> Exercise prompt:
Return only the lines running from the line with "Give me the" down to the line with "Output a JSON", both included, exactly as they appear.

> Entries:
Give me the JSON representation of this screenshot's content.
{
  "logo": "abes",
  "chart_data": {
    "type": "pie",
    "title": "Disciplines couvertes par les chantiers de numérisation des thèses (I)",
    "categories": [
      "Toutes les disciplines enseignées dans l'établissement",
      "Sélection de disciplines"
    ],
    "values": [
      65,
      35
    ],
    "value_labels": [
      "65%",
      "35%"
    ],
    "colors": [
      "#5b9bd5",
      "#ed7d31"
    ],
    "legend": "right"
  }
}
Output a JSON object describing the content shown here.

---

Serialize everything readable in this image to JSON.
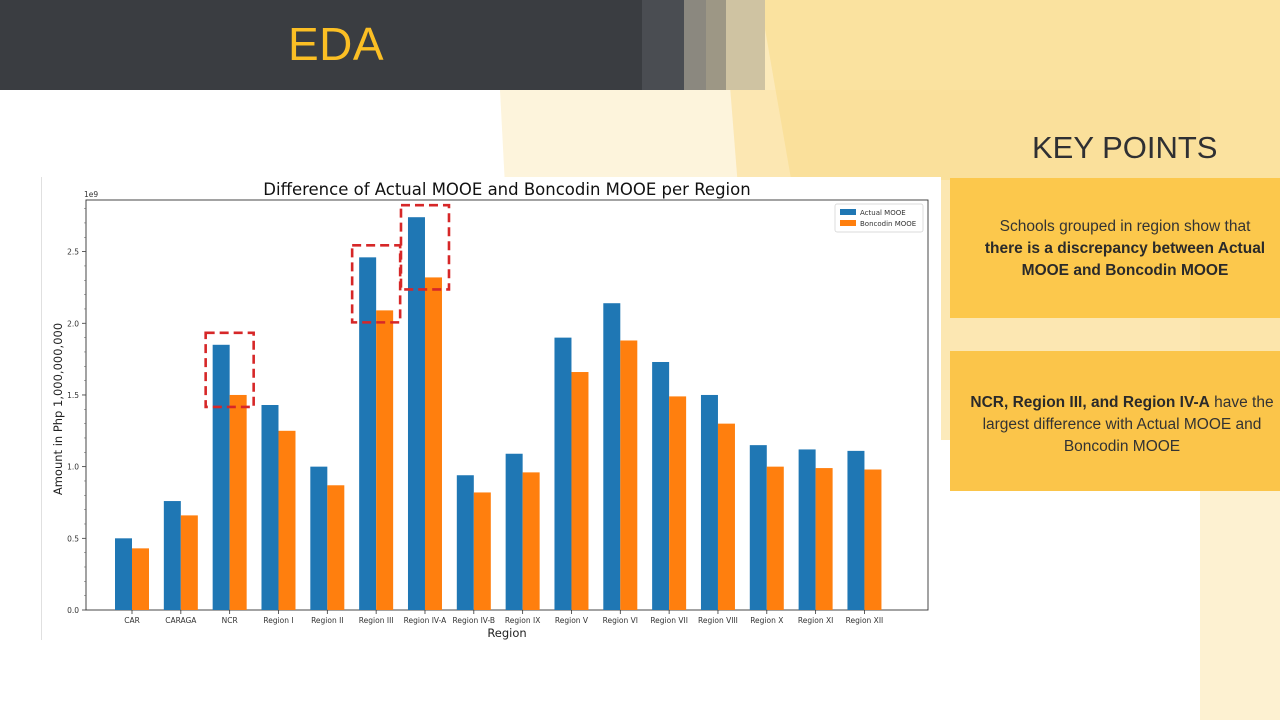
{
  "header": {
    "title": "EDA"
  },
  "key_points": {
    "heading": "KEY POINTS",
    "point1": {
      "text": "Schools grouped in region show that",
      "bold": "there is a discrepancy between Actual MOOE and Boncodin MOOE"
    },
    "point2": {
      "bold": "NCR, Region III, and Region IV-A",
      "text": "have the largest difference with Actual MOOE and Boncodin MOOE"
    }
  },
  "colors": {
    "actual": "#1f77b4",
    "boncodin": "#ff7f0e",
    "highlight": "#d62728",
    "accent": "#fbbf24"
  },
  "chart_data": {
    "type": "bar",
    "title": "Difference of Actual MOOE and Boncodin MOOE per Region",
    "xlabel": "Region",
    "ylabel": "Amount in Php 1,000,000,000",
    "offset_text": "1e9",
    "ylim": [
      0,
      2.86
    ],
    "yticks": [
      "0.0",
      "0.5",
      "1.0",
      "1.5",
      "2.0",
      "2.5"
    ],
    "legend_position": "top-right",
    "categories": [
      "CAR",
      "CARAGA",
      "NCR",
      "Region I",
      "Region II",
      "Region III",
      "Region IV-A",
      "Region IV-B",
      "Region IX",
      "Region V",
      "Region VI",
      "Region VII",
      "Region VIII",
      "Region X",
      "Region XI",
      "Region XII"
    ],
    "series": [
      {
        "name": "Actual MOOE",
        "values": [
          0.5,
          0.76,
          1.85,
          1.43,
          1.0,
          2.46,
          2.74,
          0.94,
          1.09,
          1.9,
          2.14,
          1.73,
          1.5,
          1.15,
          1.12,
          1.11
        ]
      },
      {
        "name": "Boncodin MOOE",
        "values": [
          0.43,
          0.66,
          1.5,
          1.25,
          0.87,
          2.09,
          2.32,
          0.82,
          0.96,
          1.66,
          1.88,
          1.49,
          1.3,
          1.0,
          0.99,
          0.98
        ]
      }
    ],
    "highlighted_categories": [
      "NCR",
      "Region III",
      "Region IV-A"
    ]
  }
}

> Response to this task:
Give me the JSON representation of this screenshot's content.
{
  "logo": "abes",
  "chart_data": {
    "type": "pie",
    "title": "Disciplines couvertes par les chantiers de numérisation des thèses (I)",
    "categories": [
      "Toutes les disciplines enseignées dans l'établissement",
      "Sélection de disciplines"
    ],
    "values": [
      65,
      35
    ],
    "value_labels": [
      "65%",
      "35%"
    ],
    "colors": [
      "#5b9bd5",
      "#ed7d31"
    ],
    "legend": "right"
  }
}
Output a JSON object describing the content shown here.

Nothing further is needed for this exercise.